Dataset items
:::::
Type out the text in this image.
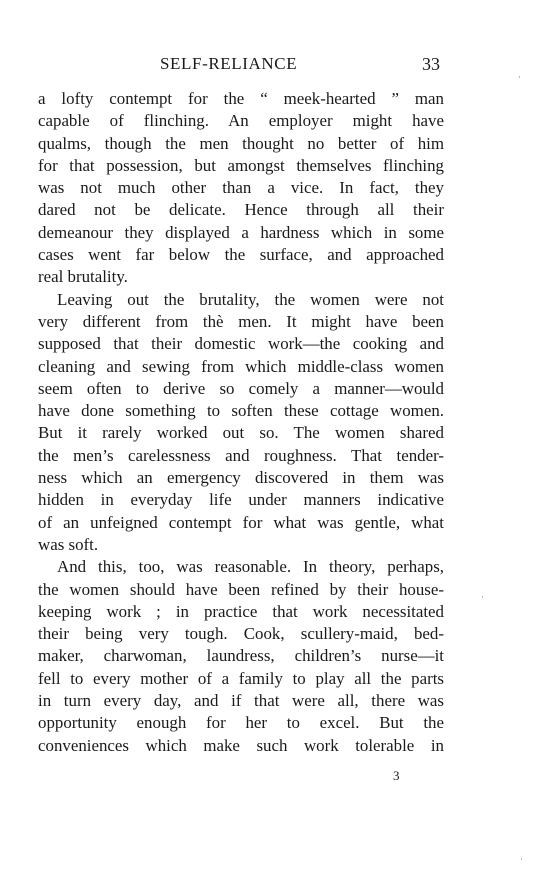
SELF-RELIANCE	33
a lofty contempt for the “ meek-hearted ” man
capable of flinching. An employer might have
qualms, though the men thought no better of him
for that possession, but amongst themselves flinching
was not much other than a vice. In fact, they
dared not be delicate. Hence through all their
demeanour they displayed a hardness which in some
cases went far below the surface, and approached
real brutality.
Leaving out the brutality, the women were not
very different from thè men. It might have been
supposed that their domestic work—the cooking and
cleaning and sewing from which middle-class women
seem often to derive so comely a manner—would
have done something to soften these cottage women.
But it rarely worked out so. The women shared
the men’s carelessness and roughness. That tender-
ness which an emergency discovered in them was
hidden in everyday life under manners indicative
of an unfeigned contempt for what was gentle, what
was soft.
And this, too, was reasonable. In theory, perhaps,
the women should have been refined by their house-
keeping work ; in practice that work necessitated
their being very tough. Cook, scullery-maid, bed-
maker, charwoman, laundress, children’s nurse—it
fell to every mother of a family to play all the parts
in turn every day, and if that were all, there was
opportunity enough for her to excel. But the
conveniences which make such work tolerable in
3
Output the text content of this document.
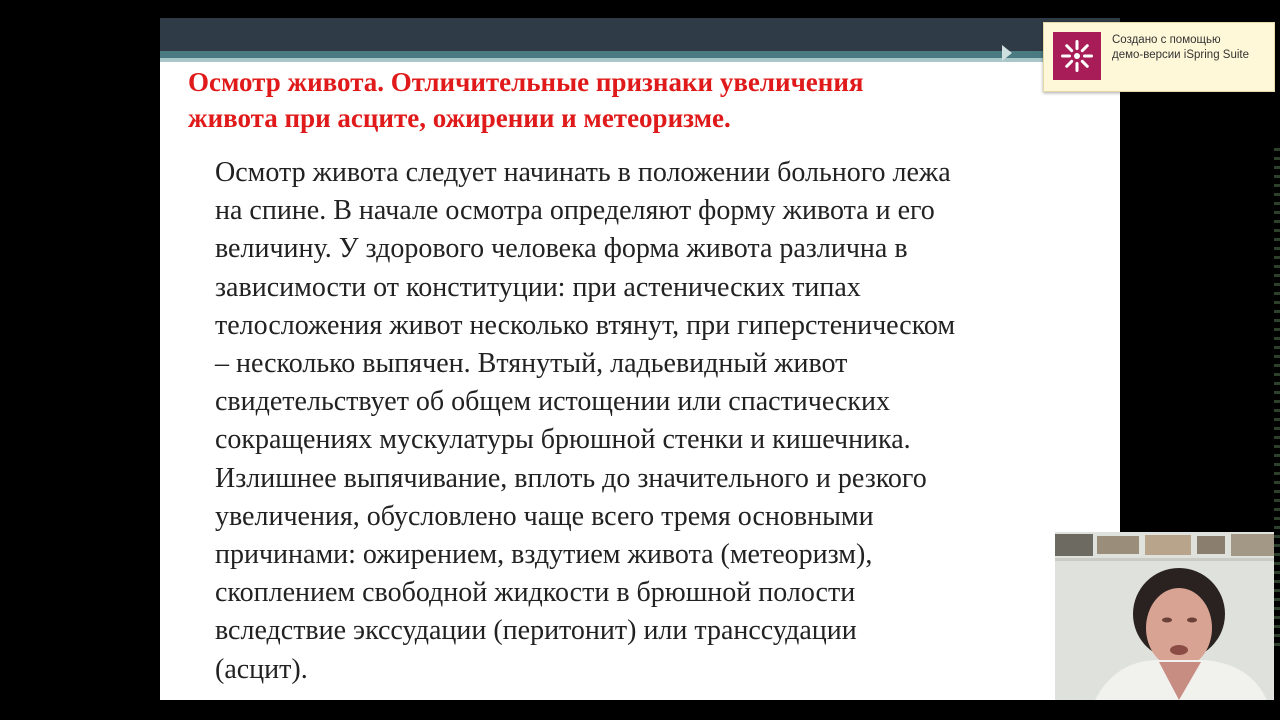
Осмотр живота. Отличительные признаки увеличения
живота при асците, ожирении и метеоризме.
Осмотр живота следует начинать в положении больного лежа
на спине. В начале осмотра определяют форму живота и его
величину. У здорового человека форма живота различна в
зависимости от конституции: при астенических типах
телосложения живот несколько втянут, при гиперстеническом
– несколько выпячен. Втянутый, ладьевидный живот
свидетельствует об общем истощении или спастических
сокращениях мускулатуры брюшной стенки и кишечника.
Излишнее выпячивание, вплоть до значительного и резкого
увеличения, обусловлено чаще всего тремя основными
причинами: ожирением, вздутием живота (метеоризм),
скоплением свободной жидкости в брюшной полости
вследствие экссудации (перитонит) или транссудации
(асцит).
Создано с помощью
демо-версии iSpring Suite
:::::
■ REQUIRED WORK ■
In the records above, locate the lines holding the word "contempt". Copy each of them.

■ FINAL RESULT ■
a lofty contempt for the “ meek-hearted ” man
of an unfeigned contempt for what was gentle, what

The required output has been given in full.